● Your goal
Below are some entries. Output each one exactly as it appears.

----- Task input -----

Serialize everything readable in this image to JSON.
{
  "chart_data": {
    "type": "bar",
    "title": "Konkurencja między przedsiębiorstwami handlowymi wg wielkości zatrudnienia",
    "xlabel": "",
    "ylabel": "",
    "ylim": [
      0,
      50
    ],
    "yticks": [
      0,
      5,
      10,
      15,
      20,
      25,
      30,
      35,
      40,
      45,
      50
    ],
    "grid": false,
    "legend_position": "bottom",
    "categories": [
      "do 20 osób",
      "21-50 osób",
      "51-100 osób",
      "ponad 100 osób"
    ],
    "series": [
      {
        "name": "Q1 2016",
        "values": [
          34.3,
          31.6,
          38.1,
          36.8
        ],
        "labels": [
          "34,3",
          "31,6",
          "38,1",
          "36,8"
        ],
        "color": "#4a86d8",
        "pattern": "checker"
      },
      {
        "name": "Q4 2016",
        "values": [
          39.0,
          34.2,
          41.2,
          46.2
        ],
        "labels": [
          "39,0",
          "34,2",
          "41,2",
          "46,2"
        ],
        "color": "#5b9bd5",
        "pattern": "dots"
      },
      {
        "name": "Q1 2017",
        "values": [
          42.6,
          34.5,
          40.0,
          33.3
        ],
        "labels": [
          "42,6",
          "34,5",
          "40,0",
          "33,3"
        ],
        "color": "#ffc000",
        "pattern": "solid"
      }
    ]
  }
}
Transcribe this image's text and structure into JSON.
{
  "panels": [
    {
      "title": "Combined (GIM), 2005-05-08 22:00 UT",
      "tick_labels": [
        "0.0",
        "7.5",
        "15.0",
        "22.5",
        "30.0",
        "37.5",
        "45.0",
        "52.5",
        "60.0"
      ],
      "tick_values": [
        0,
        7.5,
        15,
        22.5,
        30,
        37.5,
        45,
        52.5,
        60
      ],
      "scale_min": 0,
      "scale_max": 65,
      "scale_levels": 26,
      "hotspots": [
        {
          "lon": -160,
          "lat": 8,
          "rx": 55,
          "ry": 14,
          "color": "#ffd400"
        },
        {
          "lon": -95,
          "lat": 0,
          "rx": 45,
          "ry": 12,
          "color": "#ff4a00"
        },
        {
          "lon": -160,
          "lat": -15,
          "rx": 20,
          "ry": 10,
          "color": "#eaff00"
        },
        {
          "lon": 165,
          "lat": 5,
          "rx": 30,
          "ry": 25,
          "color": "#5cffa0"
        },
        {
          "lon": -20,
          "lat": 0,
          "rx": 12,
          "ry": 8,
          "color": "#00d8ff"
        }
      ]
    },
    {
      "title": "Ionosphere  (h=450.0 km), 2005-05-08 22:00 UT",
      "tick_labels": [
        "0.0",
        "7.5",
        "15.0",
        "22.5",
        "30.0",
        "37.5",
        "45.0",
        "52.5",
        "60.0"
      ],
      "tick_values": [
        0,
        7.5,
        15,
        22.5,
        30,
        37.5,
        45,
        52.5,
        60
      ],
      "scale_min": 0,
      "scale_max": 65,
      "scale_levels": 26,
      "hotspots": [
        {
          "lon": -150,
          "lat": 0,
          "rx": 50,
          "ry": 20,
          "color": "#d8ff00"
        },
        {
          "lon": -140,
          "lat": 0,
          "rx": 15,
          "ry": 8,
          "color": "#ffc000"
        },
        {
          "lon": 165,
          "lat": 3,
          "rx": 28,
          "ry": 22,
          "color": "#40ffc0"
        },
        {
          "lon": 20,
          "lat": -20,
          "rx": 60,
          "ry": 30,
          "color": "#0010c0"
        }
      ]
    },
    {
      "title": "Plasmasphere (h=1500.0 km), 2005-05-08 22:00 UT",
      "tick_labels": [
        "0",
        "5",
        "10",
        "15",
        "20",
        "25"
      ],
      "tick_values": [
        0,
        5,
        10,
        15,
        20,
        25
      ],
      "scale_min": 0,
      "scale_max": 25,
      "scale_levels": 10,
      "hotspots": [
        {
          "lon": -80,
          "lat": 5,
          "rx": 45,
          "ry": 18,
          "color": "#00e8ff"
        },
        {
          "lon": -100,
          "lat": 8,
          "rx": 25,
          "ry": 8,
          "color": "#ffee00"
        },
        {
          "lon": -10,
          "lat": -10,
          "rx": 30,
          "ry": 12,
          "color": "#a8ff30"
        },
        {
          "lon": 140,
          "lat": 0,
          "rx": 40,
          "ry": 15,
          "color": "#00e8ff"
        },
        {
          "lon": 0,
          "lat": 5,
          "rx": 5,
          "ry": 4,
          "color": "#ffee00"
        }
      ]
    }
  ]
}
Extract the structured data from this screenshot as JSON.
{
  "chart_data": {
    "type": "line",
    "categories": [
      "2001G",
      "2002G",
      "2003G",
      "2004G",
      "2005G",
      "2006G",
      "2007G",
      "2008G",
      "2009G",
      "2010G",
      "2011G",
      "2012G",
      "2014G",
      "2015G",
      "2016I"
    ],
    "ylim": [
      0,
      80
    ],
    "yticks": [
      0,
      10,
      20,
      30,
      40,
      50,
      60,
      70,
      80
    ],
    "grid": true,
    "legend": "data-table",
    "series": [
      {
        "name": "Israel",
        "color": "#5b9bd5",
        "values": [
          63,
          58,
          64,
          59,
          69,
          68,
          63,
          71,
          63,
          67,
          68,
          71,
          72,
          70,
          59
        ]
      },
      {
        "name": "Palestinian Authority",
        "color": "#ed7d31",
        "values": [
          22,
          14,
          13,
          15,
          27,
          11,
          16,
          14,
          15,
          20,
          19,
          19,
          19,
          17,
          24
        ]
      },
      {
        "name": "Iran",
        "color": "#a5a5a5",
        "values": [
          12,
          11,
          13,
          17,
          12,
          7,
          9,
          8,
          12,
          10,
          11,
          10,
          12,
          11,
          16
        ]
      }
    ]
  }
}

-----

● Response
Serialize everything readable in this image to JSON.
{
  "chart_data": {
    "type": "bar",
    "title": "Konkurencja między przedsiębiorstwami handlowymi wg wielkości zatrudnienia",
    "xlabel": "",
    "ylabel": "",
    "ylim": [
      0,
      50
    ],
    "yticks": [
      0,
      5,
      10,
      15,
      20,
      25,
      30,
      35,
      40,
      45,
      50
    ],
    "grid": false,
    "legend_position": "bottom",
    "categories": [
      "do 20 osób",
      "21-50 osób",
      "51-100 osób",
      "ponad 100 osób"
    ],
    "series": [
      {
        "name": "Q1 2016",
        "values": [
          34.3,
          31.6,
          38.1,
          36.8
        ],
        "labels": [
          "34,3",
          "31,6",
          "38,1",
          "36,8"
        ],
        "color": "#4a86d8",
        "pattern": "checker"
      },
      {
        "name": "Q4 2016",
        "values": [
          39.0,
          34.2,
          41.2,
          46.2
        ],
        "labels": [
          "39,0",
          "34,2",
          "41,2",
          "46,2"
        ],
        "color": "#5b9bd5",
        "pattern": "dots"
      },
      {
        "name": "Q1 2017",
        "values": [
          42.6,
          34.5,
          40.0,
          33.3
        ],
        "labels": [
          "42,6",
          "34,5",
          "40,0",
          "33,3"
        ],
        "color": "#ffc000",
        "pattern": "solid"
      }
    ]
  }
}
Transcribe this image's text and structure into JSON.
{
  "panels": [
    {
      "title": "Combined (GIM), 2005-05-08 22:00 UT",
      "tick_labels": [
        "0.0",
        "7.5",
        "15.0",
        "22.5",
        "30.0",
        "37.5",
        "45.0",
        "52.5",
        "60.0"
      ],
      "tick_values": [
        0,
        7.5,
        15,
        22.5,
        30,
        37.5,
        45,
        52.5,
        60
      ],
      "scale_min": 0,
      "scale_max": 65,
      "scale_levels": 26,
      "hotspots": [
        {
          "lon": -160,
          "lat": 8,
          "rx": 55,
          "ry": 14,
          "color": "#ffd400"
        },
        {
          "lon": -95,
          "lat": 0,
          "rx": 45,
          "ry": 12,
          "color": "#ff4a00"
        },
        {
          "lon": -160,
          "lat": -15,
          "rx": 20,
          "ry": 10,
          "color": "#eaff00"
        },
        {
          "lon": 165,
          "lat": 5,
          "rx": 30,
          "ry": 25,
          "color": "#5cffa0"
        },
        {
          "lon": -20,
          "lat": 0,
          "rx": 12,
          "ry": 8,
          "color": "#00d8ff"
        }
      ]
    },
    {
      "title": "Ionosphere  (h=450.0 km), 2005-05-08 22:00 UT",
      "tick_labels": [
        "0.0",
        "7.5",
        "15.0",
        "22.5",
        "30.0",
        "37.5",
        "45.0",
        "52.5",
        "60.0"
      ],
      "tick_values": [
        0,
        7.5,
        15,
        22.5,
        30,
        37.5,
        45,
        52.5,
        60
      ],
      "scale_min": 0,
      "scale_max": 65,
      "scale_levels": 26,
      "hotspots": [
        {
          "lon": -150,
          "lat": 0,
          "rx": 50,
          "ry": 20,
          "color": "#d8ff00"
        },
        {
          "lon": -140,
          "lat": 0,
          "rx": 15,
          "ry": 8,
          "color": "#ffc000"
        },
        {
          "lon": 165,
          "lat": 3,
          "rx": 28,
          "ry": 22,
          "color": "#40ffc0"
        },
        {
          "lon": 20,
          "lat": -20,
          "rx": 60,
          "ry": 30,
          "color": "#0010c0"
        }
      ]
    },
    {
      "title": "Plasmasphere (h=1500.0 km), 2005-05-08 22:00 UT",
      "tick_labels": [
        "0",
        "5",
        "10",
        "15",
        "20",
        "25"
      ],
      "tick_values": [
        0,
        5,
        10,
        15,
        20,
        25
      ],
      "scale_min": 0,
      "scale_max": 25,
      "scale_levels": 10,
      "hotspots": [
        {
          "lon": -80,
          "lat": 5,
          "rx": 45,
          "ry": 18,
          "color": "#00e8ff"
        },
        {
          "lon": -100,
          "lat": 8,
          "rx": 25,
          "ry": 8,
          "color": "#ffee00"
        },
        {
          "lon": -10,
          "lat": -10,
          "rx": 30,
          "ry": 12,
          "color": "#a8ff30"
        },
        {
          "lon": 140,
          "lat": 0,
          "rx": 40,
          "ry": 15,
          "color": "#00e8ff"
        },
        {
          "lon": 0,
          "lat": 5,
          "rx": 5,
          "ry": 4,
          "color": "#ffee00"
        }
      ]
    }
  ]
}
Extract the structured data from this screenshot as JSON.
{
  "chart_data": {
    "type": "line",
    "categories": [
      "2001G",
      "2002G",
      "2003G",
      "2004G",
      "2005G",
      "2006G",
      "2007G",
      "2008G",
      "2009G",
      "2010G",
      "2011G",
      "2012G",
      "2014G",
      "2015G",
      "2016I"
    ],
    "ylim": [
      0,
      80
    ],
    "yticks": [
      0,
      10,
      20,
      30,
      40,
      50,
      60,
      70,
      80
    ],
    "grid": true,
    "legend": "data-table",
    "series": [
      {
        "name": "Israel",
        "color": "#5b9bd5",
        "values": [
          63,
          58,
          64,
          59,
          69,
          68,
          63,
          71,
          63,
          67,
          68,
          71,
          72,
          70,
          59
        ]
      },
      {
        "name": "Palestinian Authority",
        "color": "#ed7d31",
        "values": [
          22,
          14,
          13,
          15,
          27,
          11,
          16,
          14,
          15,
          20,
          19,
          19,
          19,
          17,
          24
        ]
      },
      {
        "name": "Iran",
        "color": "#a5a5a5",
        "values": [
          12,
          11,
          13,
          17,
          12,
          7,
          9,
          8,
          12,
          10,
          11,
          10,
          12,
          11,
          16
        ]
      }
    ]
  }
}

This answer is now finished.